▸ **取り組むこと**:
SNSのアカウント凍結と司法的救済についての文章を、最後の文に続けて書き進めなさい。

▸ **本文**:
大規模SNSにおけるアカウント凍結に対する司法的救済の可能性


トランプ大統領のTwitterアカウント等が凍結された関係で、アカウント凍結の法的な限界等が話題になっているので、2019年の情報ネットワーク法学会で行った個別報告の予稿を転載します。


1 はじめに


 20世紀末から21世紀初頭にかけて、インターネットに接続することができる端末機器が急速に普及するようになると、インターネット上で情報の送受信を行いたいと考える人々は急激に大衆化していった。一部の研究者等に限定されていたインターネットへの接続が一般の人々の解放された当初は、インターネット上で情報を発信しようと乗り込んできたアーリーアダプターは、その発信内容を誰に見られどんな風に思われても上等という猛者が多かったが、インターネット上での情報発信者の大衆化が進むにしたがって、発信者たる自分を匿名化できる電子掲示板や、自分の発信内容に対する批判的なコメントの表示を自分でコントロールできるブログサービスなどを利用することで、そこまで覚悟せずに情報発信を楽しむ人たちが増加していった。そのような中で、インターネット社会に現れ、瞬く間に普及していったのがSNS(通常は、Social Network(ing) Serviceの略。ただし、Social Network(ing) Siteの略とする文献もある。)である。

▸ **抽出情報**:
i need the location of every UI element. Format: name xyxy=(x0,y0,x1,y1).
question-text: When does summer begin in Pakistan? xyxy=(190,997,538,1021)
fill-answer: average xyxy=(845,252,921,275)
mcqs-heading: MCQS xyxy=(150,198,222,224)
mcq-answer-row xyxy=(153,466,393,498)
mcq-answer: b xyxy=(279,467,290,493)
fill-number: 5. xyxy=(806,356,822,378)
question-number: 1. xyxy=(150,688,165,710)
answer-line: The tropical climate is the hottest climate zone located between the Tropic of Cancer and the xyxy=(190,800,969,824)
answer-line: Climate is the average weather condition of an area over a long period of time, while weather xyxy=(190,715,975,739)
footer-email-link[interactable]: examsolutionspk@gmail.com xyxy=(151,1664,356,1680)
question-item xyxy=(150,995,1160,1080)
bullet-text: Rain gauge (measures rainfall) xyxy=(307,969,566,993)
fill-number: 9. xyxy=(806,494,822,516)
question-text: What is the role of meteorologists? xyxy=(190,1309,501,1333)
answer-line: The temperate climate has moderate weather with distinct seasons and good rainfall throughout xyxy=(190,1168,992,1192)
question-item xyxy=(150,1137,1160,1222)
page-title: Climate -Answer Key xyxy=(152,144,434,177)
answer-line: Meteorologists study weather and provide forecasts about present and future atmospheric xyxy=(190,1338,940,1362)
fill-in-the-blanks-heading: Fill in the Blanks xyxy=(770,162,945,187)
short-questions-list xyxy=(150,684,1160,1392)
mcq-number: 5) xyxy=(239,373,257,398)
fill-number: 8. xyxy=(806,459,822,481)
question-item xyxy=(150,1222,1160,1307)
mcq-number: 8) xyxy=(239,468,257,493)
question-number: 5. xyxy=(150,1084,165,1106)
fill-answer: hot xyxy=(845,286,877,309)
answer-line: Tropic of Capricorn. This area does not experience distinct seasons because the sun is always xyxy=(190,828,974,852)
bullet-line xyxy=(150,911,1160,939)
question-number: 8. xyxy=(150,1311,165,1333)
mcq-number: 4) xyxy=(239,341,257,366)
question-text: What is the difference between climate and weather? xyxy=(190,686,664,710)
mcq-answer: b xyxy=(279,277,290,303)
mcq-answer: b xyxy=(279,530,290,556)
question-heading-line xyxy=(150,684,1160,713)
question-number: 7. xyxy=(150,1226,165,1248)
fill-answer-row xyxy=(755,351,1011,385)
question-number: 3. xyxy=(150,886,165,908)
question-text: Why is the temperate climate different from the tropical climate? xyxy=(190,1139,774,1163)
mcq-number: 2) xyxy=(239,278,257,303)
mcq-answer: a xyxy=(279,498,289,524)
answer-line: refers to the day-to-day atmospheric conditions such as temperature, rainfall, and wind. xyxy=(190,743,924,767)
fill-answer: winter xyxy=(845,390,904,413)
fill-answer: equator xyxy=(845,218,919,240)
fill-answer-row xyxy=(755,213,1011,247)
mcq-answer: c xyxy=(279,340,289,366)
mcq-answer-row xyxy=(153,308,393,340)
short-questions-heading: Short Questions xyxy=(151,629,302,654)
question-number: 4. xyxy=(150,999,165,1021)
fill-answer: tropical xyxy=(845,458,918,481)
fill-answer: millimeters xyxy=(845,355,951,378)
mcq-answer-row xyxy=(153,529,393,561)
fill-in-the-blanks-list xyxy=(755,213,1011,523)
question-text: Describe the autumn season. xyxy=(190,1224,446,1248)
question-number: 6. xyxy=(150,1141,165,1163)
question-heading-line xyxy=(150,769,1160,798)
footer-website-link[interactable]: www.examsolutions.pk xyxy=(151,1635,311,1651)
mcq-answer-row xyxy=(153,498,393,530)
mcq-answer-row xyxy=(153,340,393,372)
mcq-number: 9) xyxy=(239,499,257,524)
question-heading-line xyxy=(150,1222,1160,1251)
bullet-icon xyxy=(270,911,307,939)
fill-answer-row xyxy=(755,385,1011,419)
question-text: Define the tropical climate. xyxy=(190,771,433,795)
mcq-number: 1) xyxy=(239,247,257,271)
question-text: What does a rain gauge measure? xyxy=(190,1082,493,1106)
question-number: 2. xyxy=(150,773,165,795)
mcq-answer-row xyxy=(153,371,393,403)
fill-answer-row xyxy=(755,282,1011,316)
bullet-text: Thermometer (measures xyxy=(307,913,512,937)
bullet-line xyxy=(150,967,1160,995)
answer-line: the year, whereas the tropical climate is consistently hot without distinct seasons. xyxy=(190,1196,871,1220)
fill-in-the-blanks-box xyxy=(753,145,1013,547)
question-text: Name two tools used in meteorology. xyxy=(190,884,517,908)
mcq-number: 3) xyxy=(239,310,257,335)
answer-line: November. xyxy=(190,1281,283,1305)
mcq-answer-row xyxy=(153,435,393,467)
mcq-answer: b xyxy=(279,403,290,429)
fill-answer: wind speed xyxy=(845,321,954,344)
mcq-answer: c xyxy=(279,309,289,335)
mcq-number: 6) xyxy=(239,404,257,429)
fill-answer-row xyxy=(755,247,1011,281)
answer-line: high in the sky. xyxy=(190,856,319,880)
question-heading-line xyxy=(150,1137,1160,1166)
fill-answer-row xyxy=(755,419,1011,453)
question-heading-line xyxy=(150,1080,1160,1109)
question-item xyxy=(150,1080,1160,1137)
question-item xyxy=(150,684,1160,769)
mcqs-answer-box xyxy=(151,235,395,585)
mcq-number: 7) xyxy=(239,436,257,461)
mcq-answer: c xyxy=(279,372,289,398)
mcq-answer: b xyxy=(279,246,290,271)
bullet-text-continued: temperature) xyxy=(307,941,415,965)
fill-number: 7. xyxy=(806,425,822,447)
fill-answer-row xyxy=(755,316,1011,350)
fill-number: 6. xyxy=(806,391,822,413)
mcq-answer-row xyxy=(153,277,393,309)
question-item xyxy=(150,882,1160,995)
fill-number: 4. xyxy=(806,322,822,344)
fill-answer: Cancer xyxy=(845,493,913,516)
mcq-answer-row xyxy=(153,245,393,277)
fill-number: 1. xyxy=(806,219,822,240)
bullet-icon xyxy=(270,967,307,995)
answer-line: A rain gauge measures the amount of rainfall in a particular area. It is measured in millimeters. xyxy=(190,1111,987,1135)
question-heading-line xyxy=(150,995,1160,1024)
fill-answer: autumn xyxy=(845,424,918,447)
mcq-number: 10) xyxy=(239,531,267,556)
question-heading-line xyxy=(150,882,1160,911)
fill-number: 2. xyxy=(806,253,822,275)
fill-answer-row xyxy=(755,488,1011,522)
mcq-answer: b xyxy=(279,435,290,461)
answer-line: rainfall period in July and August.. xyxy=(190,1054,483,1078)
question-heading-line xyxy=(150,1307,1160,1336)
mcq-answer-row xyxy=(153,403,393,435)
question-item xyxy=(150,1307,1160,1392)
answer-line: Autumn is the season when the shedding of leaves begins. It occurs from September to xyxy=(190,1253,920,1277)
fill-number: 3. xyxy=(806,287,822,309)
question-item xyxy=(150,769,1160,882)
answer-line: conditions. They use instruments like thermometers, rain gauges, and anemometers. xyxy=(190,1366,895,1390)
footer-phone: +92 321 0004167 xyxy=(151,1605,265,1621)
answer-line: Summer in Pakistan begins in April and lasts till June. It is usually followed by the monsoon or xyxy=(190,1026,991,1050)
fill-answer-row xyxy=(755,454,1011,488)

▸ **回答**:
 SNSの定義は様々であるが 、ここでは、SNSを以下の通り定義するものとする。
 あらかじめ会員契約を結んだ利用者(個人であるか法人であるかを問わない )に対して、以下の役務を提供するウェブベースのサービスをいう。
⑴ サービス提供者から与えられたアカウントに紐付けてデジタルデータを当該サービス用のサーバに投稿することができる
⑵ 自己のアカウントに紐付けられたデータをどのアカウントの利用者に見せまたは見せないかを制御する手段が与えられている
⑶ 特定のアカウントに紐付けられて投稿されたデータを自動的に集めて一定の規則に沿って並べて閲覧できる手段が与えられている
 これらの機能が備わっているからこそ、SNSの利用者は、現実空間での知人に限定して、あるいは、一定の目的や趣味、嗜好を共通する人々に限定して情報を共有することや、好ましからざる人物のみを排除した公衆と情報を共有することが可能となるのである。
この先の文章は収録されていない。